* _Material provided_:
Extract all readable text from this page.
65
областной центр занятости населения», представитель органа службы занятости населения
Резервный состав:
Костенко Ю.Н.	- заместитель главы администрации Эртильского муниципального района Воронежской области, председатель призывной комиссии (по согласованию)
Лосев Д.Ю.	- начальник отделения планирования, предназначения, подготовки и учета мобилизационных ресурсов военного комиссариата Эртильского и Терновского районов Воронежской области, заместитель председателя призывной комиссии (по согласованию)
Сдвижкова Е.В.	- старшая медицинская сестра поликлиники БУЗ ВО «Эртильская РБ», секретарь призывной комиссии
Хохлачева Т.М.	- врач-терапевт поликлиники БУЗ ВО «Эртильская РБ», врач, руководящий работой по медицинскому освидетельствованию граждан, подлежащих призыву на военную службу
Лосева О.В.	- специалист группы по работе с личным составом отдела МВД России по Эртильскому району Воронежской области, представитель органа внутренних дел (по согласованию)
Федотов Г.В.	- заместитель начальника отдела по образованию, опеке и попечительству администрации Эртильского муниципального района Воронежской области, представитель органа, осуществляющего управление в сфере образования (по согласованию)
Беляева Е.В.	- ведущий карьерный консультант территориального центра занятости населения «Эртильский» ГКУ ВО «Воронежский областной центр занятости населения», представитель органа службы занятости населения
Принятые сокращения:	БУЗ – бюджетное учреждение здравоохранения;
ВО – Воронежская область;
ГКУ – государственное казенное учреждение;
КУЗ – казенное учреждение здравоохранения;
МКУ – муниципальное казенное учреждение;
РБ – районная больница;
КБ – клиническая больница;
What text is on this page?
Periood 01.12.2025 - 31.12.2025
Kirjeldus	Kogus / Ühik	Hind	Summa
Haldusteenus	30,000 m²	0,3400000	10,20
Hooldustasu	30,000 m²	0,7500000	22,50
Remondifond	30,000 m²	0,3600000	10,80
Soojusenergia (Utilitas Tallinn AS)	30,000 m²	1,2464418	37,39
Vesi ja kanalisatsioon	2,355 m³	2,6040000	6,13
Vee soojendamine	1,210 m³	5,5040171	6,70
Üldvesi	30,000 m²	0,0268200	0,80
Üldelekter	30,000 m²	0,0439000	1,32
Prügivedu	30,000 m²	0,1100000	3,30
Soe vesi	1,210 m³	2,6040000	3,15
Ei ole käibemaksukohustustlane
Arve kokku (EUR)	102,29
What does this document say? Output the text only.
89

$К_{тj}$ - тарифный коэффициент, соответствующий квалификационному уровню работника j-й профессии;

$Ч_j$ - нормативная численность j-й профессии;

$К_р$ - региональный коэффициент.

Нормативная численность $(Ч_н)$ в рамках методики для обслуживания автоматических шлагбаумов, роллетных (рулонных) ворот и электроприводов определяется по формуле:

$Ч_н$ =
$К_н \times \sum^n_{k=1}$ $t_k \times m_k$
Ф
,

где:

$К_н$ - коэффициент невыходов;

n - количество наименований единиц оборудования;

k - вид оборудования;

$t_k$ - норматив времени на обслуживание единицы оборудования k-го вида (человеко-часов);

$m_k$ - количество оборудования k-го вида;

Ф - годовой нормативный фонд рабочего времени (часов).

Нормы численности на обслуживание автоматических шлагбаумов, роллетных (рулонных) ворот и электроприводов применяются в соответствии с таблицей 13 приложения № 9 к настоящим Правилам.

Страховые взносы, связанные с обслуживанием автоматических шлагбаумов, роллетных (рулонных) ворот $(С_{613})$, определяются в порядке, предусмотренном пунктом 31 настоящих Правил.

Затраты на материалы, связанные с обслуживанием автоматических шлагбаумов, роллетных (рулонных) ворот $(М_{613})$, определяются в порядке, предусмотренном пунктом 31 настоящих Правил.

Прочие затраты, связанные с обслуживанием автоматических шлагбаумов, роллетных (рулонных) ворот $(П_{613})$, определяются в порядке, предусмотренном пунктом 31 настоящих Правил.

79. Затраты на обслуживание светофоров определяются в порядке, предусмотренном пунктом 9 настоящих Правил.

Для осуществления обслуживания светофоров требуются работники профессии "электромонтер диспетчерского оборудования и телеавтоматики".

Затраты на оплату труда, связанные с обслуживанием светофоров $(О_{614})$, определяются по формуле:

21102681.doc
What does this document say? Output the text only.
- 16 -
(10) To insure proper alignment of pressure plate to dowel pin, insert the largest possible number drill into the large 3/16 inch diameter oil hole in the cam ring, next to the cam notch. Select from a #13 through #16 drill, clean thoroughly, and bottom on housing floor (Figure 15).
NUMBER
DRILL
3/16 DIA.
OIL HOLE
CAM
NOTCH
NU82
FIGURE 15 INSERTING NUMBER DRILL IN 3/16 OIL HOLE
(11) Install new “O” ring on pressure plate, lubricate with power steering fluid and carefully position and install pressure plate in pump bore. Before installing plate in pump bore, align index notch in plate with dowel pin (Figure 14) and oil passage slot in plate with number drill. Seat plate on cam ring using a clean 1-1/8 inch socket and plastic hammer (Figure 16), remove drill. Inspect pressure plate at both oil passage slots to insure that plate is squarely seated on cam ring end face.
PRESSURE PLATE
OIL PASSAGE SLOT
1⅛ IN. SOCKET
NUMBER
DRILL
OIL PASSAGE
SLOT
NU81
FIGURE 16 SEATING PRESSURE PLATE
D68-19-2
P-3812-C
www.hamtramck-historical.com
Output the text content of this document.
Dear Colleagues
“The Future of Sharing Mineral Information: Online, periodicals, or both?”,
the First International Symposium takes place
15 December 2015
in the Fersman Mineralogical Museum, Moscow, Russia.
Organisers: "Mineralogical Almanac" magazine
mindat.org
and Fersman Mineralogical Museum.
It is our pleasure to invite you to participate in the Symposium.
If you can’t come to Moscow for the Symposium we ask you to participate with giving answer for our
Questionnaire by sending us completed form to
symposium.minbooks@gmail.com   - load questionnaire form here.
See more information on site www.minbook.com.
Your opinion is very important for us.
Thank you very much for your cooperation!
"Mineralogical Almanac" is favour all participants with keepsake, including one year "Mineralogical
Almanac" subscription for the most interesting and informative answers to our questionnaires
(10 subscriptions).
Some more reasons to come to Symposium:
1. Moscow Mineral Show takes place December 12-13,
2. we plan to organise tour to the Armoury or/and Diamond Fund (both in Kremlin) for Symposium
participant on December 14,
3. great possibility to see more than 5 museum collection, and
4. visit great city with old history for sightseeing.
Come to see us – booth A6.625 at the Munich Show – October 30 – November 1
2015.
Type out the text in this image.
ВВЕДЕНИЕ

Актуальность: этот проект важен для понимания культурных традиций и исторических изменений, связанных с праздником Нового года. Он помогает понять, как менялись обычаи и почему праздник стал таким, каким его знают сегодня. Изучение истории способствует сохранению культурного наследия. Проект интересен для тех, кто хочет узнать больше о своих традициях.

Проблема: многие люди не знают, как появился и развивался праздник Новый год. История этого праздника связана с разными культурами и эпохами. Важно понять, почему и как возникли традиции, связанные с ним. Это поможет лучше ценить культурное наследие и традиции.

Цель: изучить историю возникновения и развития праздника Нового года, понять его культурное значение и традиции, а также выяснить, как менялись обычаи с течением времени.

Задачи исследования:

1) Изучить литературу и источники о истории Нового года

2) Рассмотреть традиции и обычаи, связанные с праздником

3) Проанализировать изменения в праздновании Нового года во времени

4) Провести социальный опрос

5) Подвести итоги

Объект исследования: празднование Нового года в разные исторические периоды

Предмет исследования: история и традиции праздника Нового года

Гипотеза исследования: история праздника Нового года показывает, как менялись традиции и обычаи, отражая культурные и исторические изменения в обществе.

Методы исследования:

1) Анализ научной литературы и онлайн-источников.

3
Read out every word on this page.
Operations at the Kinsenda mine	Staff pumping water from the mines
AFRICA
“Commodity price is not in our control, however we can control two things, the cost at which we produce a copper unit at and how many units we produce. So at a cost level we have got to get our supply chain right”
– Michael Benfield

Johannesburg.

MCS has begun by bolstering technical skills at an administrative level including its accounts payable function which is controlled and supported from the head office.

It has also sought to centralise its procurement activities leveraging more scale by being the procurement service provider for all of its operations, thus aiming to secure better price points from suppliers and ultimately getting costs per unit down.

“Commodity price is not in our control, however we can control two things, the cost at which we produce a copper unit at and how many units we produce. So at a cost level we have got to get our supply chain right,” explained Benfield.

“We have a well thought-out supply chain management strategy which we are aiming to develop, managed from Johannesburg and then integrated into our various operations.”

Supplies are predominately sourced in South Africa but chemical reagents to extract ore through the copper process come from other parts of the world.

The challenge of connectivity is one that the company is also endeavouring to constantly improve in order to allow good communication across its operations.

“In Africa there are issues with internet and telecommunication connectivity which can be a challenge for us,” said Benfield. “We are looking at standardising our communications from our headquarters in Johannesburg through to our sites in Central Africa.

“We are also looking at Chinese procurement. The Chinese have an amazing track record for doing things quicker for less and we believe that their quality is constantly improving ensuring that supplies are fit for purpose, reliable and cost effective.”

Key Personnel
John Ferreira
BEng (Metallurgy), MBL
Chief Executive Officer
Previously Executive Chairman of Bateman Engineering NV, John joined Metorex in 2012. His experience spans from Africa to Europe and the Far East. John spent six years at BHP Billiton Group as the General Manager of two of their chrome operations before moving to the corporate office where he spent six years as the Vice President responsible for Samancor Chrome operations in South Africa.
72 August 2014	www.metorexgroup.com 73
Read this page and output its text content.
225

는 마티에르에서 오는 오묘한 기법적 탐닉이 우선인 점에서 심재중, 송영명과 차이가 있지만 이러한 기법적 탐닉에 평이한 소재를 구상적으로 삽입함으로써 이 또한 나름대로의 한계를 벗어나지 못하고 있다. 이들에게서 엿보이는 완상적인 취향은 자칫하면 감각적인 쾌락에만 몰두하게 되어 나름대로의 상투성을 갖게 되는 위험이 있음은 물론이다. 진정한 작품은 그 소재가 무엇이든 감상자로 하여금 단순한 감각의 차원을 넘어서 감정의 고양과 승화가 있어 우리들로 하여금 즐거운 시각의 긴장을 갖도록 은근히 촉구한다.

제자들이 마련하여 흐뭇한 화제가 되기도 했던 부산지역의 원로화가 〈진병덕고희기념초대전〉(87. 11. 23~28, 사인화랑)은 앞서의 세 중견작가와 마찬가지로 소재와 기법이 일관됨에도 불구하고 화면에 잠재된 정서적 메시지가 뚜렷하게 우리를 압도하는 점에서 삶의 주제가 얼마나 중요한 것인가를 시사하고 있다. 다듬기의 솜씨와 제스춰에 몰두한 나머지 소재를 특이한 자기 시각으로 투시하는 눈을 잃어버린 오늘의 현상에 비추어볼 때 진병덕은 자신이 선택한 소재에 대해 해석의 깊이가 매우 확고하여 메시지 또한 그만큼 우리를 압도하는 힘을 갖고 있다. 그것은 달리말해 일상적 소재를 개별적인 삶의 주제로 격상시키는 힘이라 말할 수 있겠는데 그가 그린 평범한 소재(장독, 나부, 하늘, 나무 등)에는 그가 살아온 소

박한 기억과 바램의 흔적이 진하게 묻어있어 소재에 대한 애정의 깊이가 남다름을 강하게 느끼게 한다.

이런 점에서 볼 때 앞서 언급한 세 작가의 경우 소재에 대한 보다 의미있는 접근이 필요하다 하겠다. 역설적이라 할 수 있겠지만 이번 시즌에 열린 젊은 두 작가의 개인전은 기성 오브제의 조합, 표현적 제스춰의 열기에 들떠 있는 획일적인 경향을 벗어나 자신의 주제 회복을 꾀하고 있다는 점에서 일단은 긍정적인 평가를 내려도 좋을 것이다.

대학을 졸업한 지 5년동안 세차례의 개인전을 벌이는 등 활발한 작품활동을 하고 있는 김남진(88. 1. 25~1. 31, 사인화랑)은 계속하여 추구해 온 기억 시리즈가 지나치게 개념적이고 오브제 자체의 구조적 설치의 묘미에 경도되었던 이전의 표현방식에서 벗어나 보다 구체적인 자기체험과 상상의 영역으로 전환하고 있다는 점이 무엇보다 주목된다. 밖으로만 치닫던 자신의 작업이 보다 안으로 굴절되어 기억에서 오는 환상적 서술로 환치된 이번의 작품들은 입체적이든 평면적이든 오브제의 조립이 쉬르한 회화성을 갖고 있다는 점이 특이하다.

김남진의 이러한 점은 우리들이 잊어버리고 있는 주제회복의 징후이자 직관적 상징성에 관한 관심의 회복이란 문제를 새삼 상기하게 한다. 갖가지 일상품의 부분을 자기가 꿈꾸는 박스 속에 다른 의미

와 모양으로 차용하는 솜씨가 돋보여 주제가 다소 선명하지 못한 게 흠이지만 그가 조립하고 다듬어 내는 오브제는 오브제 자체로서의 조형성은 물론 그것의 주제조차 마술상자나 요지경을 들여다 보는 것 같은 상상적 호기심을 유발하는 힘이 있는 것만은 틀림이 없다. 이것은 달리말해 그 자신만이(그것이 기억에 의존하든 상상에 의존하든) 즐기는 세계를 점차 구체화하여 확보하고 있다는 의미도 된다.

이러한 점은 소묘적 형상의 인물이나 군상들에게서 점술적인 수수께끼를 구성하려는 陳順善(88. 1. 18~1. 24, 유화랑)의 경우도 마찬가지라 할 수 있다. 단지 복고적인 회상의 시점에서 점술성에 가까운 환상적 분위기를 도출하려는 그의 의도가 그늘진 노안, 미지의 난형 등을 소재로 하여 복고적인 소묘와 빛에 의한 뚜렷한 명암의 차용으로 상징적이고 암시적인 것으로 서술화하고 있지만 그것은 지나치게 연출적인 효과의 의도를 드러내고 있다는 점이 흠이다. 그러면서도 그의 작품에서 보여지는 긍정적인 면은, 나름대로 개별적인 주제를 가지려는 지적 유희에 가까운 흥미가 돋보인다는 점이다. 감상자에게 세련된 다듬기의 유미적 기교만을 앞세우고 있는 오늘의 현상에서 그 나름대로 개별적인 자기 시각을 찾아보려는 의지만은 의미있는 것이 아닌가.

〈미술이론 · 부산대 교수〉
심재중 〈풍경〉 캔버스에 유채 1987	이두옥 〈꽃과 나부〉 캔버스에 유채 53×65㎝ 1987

* _What to produce_: Examine the entries and report how many of their lines contain the string "clean", giving no more than the number.

* _Task answer_: 2